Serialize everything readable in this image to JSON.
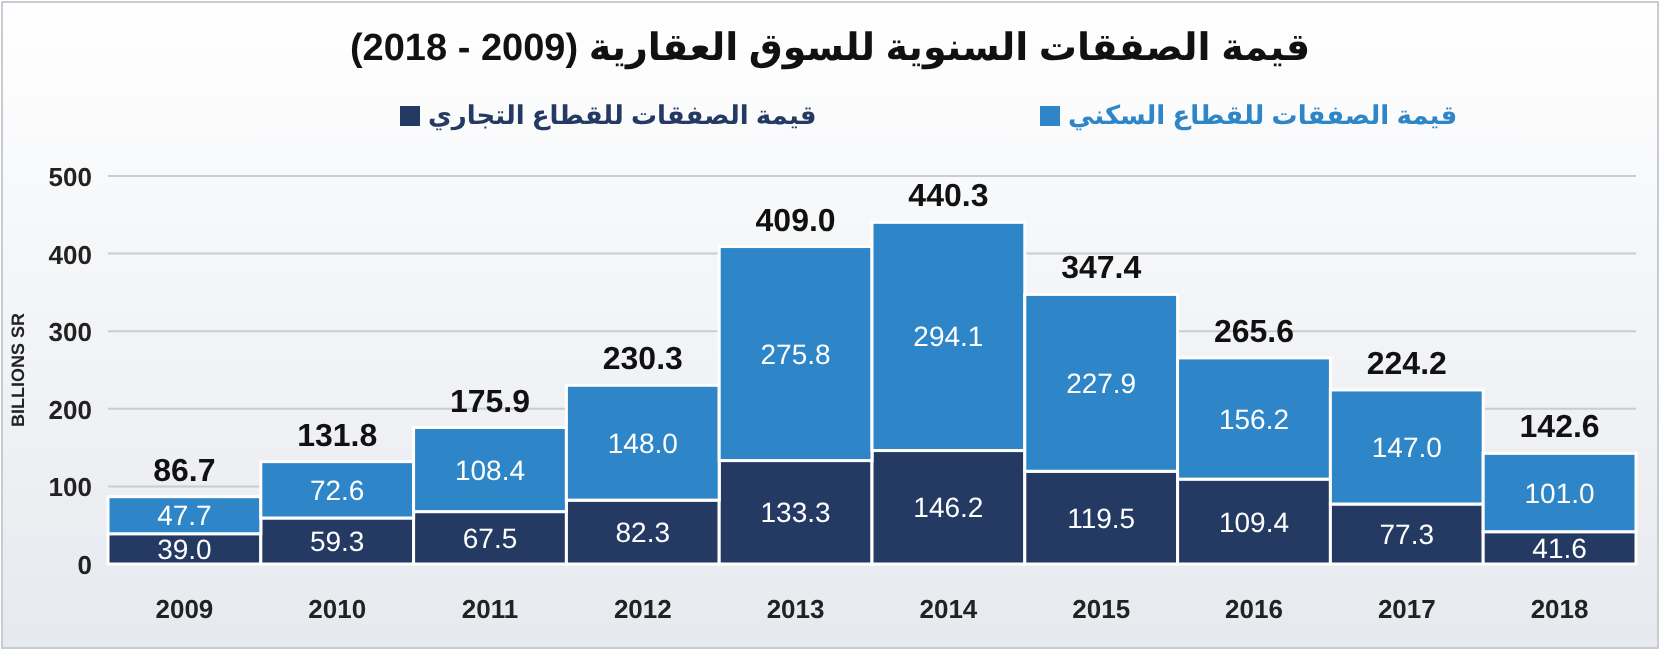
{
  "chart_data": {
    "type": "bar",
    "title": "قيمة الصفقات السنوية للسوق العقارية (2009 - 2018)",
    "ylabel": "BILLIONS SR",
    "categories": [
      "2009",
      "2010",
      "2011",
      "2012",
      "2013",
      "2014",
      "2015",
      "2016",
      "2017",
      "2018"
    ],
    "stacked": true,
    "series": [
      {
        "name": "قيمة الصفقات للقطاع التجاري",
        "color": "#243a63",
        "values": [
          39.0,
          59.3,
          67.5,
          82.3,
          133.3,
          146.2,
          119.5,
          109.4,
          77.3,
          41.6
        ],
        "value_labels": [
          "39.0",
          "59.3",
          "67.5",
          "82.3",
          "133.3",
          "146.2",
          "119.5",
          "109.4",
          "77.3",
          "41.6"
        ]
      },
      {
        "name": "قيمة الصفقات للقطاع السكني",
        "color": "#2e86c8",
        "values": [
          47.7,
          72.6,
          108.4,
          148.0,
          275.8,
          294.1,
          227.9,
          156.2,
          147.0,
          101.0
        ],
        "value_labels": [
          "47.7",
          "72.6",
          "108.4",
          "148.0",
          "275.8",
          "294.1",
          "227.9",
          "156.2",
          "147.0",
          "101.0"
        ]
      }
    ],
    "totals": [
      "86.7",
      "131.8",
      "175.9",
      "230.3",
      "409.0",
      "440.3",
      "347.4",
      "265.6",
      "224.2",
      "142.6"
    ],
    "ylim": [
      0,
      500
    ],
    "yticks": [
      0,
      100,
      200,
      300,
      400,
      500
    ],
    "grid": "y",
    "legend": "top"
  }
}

◆ ◆ ◆ ◆ ◆ ◆ ◆

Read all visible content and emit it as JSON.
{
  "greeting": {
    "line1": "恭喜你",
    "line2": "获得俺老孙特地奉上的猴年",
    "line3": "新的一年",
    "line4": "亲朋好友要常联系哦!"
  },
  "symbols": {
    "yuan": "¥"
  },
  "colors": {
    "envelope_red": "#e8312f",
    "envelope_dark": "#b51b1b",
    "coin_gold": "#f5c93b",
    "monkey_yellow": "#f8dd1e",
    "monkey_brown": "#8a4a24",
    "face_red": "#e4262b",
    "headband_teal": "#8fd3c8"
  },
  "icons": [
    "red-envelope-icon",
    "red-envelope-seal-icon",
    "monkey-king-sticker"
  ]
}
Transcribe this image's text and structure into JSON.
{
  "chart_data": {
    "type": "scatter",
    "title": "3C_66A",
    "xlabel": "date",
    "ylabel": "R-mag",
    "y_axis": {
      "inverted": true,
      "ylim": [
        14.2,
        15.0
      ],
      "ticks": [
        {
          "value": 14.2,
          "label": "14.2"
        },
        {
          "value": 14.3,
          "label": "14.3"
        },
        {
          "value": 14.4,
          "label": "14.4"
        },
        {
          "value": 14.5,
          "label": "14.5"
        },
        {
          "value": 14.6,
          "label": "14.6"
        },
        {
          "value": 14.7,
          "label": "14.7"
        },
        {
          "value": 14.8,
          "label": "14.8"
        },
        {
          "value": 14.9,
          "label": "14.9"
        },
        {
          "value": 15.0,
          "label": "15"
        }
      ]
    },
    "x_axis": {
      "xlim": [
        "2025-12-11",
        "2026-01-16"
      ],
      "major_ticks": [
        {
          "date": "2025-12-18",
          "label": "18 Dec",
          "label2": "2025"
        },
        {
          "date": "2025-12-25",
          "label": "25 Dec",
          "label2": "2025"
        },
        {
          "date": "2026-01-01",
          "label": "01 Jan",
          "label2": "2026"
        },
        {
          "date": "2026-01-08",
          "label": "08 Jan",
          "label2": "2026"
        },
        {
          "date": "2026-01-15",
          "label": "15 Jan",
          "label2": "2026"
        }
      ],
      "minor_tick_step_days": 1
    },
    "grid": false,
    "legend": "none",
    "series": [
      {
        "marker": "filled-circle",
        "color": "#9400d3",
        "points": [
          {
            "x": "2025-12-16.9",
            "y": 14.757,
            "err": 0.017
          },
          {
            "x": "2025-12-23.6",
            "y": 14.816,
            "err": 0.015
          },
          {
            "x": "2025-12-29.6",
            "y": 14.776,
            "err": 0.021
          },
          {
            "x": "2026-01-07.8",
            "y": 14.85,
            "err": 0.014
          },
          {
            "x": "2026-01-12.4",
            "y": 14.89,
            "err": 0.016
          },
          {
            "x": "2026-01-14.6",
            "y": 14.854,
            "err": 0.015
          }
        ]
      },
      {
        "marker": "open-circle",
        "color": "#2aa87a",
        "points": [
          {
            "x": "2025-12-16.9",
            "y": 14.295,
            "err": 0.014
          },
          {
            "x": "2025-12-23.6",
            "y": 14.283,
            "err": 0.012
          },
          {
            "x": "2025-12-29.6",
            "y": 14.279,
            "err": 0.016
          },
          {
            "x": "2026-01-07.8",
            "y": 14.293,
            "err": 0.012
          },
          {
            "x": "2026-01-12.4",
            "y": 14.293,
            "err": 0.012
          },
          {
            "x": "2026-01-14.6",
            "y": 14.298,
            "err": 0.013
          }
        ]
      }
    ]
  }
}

◆ ◆ ◆ ◆ ◆ ◆ ◆

Using the records above, list each line that includes "name".

Expected answer:
        "name": "قيمة الصفقات للقطاع التجاري",
        "name": "قيمة الصفقات للقطاع السكني",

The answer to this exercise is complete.